(Task) Single out each line with the word "خراسان" and copy it.

⁂

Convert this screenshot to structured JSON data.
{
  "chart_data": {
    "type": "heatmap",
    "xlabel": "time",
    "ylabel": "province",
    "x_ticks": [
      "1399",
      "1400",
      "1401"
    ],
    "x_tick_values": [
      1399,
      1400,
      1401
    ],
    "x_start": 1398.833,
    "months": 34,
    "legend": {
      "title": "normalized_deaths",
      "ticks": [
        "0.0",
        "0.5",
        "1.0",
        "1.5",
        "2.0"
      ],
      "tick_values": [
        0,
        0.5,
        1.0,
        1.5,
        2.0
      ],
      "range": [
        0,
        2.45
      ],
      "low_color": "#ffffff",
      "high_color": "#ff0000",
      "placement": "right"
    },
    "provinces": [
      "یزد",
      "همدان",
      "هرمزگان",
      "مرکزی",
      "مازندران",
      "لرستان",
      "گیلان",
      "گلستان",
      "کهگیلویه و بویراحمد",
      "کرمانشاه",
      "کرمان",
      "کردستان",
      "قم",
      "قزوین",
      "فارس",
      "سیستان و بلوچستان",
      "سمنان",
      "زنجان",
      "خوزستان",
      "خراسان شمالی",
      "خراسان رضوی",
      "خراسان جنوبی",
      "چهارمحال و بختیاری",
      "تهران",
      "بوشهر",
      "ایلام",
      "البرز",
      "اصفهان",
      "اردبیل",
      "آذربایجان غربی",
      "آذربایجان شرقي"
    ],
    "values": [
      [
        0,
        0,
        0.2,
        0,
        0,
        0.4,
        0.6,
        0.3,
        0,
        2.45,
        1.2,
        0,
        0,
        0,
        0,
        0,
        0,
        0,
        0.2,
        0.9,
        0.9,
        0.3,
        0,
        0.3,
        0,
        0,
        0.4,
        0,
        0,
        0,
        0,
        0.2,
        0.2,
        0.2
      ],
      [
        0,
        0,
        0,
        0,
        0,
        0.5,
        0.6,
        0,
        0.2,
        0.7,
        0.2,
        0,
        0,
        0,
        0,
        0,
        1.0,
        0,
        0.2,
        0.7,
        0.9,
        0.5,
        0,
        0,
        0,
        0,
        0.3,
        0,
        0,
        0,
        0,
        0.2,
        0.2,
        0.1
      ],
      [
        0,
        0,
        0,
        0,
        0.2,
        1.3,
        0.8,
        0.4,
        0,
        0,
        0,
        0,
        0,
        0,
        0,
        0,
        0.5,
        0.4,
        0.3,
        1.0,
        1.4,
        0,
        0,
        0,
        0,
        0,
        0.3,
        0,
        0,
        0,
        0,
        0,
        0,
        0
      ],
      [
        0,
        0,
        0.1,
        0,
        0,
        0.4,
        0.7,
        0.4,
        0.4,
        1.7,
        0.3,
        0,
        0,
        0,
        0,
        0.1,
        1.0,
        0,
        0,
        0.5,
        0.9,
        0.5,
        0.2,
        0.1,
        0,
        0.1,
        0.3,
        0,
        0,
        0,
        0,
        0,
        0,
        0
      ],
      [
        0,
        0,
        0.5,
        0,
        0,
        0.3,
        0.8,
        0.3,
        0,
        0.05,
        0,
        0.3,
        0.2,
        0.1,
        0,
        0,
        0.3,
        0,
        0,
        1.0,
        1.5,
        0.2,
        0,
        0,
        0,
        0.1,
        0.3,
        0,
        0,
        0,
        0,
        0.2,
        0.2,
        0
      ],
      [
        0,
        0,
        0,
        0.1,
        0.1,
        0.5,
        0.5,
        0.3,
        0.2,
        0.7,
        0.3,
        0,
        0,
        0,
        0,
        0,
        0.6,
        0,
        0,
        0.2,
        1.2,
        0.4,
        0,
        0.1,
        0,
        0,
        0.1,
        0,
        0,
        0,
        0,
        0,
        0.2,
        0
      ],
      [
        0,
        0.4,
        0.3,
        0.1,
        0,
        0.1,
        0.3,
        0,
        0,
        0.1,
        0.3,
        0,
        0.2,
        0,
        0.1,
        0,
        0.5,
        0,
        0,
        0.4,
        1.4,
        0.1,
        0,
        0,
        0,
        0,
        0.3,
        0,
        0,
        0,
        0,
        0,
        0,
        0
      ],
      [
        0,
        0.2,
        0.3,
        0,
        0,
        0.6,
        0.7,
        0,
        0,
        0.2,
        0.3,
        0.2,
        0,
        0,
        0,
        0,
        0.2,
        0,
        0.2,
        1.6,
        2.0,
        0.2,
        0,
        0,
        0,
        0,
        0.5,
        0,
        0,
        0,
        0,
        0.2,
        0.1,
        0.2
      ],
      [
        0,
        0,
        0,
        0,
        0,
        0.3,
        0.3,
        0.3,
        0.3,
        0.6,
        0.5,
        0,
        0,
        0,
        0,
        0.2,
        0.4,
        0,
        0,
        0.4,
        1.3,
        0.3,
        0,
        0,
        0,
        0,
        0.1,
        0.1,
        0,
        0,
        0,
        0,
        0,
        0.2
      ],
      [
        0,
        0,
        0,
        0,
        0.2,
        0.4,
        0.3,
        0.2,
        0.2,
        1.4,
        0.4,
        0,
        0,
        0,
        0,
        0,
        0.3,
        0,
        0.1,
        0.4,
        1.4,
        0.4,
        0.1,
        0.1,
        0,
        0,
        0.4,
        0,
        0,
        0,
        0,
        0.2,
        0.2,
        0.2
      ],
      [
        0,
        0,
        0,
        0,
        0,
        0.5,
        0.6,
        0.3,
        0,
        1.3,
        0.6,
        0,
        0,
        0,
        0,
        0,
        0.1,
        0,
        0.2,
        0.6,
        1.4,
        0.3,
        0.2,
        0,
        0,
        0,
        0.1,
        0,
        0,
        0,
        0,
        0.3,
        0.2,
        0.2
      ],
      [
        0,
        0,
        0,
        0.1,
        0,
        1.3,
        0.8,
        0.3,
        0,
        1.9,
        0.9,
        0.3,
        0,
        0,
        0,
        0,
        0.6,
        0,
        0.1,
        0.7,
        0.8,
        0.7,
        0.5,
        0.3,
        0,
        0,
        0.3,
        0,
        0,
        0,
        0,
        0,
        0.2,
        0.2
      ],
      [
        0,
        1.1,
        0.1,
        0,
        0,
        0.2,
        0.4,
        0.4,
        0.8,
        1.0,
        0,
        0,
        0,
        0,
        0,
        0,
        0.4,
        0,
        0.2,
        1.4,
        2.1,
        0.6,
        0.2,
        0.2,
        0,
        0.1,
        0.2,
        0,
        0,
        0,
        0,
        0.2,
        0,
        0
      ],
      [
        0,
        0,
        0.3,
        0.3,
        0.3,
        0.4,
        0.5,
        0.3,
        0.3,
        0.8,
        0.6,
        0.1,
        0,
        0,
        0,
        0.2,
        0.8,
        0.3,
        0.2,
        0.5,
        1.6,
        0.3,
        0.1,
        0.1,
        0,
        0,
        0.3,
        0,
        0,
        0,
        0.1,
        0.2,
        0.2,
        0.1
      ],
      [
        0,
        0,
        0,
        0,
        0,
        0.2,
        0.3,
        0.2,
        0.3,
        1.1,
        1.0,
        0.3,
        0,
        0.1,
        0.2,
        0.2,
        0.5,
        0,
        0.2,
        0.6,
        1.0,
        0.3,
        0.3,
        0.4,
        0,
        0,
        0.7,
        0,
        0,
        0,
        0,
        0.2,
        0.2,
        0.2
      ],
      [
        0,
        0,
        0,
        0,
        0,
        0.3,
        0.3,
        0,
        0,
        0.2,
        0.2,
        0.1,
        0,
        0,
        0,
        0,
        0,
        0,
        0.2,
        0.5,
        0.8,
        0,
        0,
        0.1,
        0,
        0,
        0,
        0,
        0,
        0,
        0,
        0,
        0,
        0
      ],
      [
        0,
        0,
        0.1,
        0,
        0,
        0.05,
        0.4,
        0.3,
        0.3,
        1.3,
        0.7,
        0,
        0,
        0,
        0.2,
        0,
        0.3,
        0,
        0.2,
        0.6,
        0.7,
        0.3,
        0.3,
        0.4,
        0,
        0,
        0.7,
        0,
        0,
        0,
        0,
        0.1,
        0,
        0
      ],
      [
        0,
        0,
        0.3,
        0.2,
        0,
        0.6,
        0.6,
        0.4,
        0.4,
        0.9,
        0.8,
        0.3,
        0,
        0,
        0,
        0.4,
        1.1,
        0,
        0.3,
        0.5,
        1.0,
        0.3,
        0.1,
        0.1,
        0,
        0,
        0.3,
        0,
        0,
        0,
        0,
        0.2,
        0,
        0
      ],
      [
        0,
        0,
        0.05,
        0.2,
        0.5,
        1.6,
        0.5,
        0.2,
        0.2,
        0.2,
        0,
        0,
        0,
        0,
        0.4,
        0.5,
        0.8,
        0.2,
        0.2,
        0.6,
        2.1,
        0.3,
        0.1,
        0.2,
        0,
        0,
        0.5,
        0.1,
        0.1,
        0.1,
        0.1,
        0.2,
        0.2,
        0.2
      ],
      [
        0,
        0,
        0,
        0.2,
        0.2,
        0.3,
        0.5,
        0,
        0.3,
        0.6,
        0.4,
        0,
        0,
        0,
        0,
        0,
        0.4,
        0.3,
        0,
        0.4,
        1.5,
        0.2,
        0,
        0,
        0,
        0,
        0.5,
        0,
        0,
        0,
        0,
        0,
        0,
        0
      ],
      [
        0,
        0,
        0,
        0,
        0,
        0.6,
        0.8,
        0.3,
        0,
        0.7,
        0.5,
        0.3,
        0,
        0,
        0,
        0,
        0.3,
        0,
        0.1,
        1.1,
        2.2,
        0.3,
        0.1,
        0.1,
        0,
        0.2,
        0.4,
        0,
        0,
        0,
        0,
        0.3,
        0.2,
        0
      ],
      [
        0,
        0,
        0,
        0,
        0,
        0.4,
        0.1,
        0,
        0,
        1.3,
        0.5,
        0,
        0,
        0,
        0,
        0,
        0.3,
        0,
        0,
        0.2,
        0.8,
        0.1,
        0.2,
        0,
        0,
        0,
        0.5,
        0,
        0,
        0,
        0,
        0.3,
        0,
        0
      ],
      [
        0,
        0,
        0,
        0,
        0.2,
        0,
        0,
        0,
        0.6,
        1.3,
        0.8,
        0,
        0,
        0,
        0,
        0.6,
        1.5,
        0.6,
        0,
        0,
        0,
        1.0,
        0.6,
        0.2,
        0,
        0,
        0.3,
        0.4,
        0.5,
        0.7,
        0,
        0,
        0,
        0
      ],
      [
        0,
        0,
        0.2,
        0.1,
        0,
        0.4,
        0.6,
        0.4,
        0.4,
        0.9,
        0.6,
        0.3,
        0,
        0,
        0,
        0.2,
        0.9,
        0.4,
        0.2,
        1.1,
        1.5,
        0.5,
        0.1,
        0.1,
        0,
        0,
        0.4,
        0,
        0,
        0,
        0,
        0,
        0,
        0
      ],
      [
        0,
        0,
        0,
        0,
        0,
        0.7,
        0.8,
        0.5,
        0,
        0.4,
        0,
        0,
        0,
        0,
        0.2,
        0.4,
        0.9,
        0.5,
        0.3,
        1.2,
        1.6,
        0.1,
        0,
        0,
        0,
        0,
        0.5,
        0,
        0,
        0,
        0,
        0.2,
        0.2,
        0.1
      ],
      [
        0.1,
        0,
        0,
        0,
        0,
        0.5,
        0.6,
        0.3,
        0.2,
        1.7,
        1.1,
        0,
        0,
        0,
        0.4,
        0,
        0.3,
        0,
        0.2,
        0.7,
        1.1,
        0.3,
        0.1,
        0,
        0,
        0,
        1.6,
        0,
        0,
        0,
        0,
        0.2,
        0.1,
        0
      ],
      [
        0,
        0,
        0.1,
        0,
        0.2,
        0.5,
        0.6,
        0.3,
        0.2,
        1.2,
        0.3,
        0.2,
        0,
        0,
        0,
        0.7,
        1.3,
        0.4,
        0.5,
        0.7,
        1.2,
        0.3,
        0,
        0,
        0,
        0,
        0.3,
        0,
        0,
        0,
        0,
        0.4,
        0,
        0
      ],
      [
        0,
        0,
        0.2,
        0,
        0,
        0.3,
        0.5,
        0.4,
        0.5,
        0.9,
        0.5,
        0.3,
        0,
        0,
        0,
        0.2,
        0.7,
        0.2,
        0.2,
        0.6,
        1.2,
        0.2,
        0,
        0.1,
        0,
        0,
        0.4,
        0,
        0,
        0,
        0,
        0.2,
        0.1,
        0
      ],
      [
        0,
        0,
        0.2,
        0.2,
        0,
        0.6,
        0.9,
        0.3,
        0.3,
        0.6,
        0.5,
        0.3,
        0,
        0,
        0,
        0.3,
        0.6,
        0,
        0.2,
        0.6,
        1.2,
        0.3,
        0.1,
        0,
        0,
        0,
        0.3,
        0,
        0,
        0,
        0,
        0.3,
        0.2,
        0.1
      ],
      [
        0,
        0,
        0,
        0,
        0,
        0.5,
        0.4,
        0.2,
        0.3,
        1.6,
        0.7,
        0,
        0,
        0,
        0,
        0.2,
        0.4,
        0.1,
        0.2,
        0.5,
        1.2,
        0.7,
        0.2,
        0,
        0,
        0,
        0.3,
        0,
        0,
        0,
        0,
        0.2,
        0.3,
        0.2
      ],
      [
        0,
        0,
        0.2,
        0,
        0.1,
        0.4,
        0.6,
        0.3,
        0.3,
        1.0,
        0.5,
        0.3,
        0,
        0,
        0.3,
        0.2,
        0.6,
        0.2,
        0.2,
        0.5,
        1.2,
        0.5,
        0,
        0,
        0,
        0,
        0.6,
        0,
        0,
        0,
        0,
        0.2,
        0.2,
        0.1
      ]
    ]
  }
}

⁂

(Task solution)
      "خراسان شمالی",
      "خراسان رضوی",
      "خراسان جنوبی",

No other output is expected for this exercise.